== REQUIRED TASK ==
Here are some records; quote them exactly, leaving out the pictures.

****************

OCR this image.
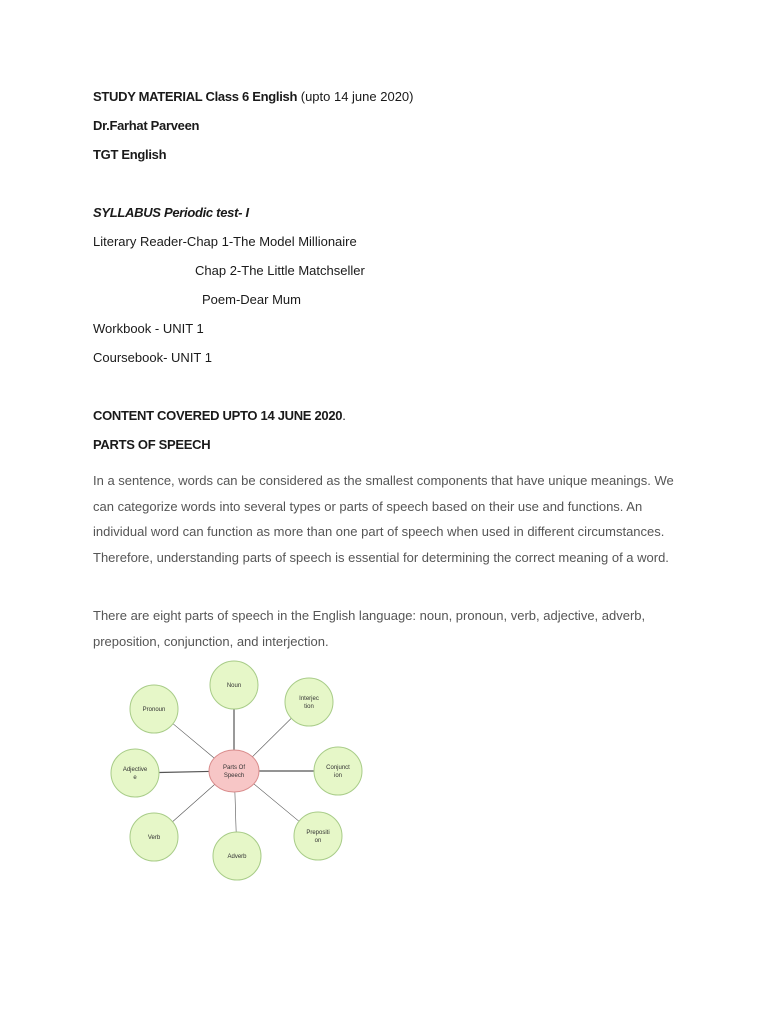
STUDY MATERIAL Class 6 English (upto 14 june 2020)
Dr.Farhat Parveen
TGT English
SYLLABUS Periodic test- I
Literary Reader-Chap 1-The Model Millionaire
Chap 2-The Little Matchseller
Poem-Dear Mum
Workbook - UNIT 1
Coursebook- UNIT 1
CONTENT COVERED UPTO 14 JUNE 2020.
PARTS OF SPEECH
In a sentence, words can be considered as the smallest components that have unique meanings. We can categorize words into several types or parts of speech based on their use and functions. An individual word can function as more than one part of speech when used in different circumstances. Therefore, understanding parts of speech is essential for determining the correct meaning of a word.
There are eight parts of speech in the English language: noun, pronoun, verb, adjective, adverb, preposition, conjunction, and interjection.
Noun
Interjec
tion
Conjunct
ion
Prepositi
on
Adverb
Verb
Adjective
e
Pronoun
Parts Of
Speech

****************

== SOLUTION TO THIS PROBLEM ==
OCR this image.
STUDY MATERIAL Class 6 English (upto 14 june 2020)
Dr.Farhat Parveen
TGT English
SYLLABUS Periodic test- I
Literary Reader-Chap 1-The Model Millionaire
Chap 2-The Little Matchseller
Poem-Dear Mum
Workbook - UNIT 1
Coursebook- UNIT 1
CONTENT COVERED UPTO 14 JUNE 2020.
PARTS OF SPEECH
In a sentence, words can be considered as the smallest components that have unique meanings. We can categorize words into several types or parts of speech based on their use and functions. An individual word can function as more than one part of speech when used in different circumstances. Therefore, understanding parts of speech is essential for determining the correct meaning of a word.
There are eight parts of speech in the English language: noun, pronoun, verb, adjective, adverb, preposition, conjunction, and interjection.
Noun
Interjec
tion
Conjunct
ion
Prepositi
on
Adverb
Verb
Adjective
e
Pronoun
Parts Of
Speech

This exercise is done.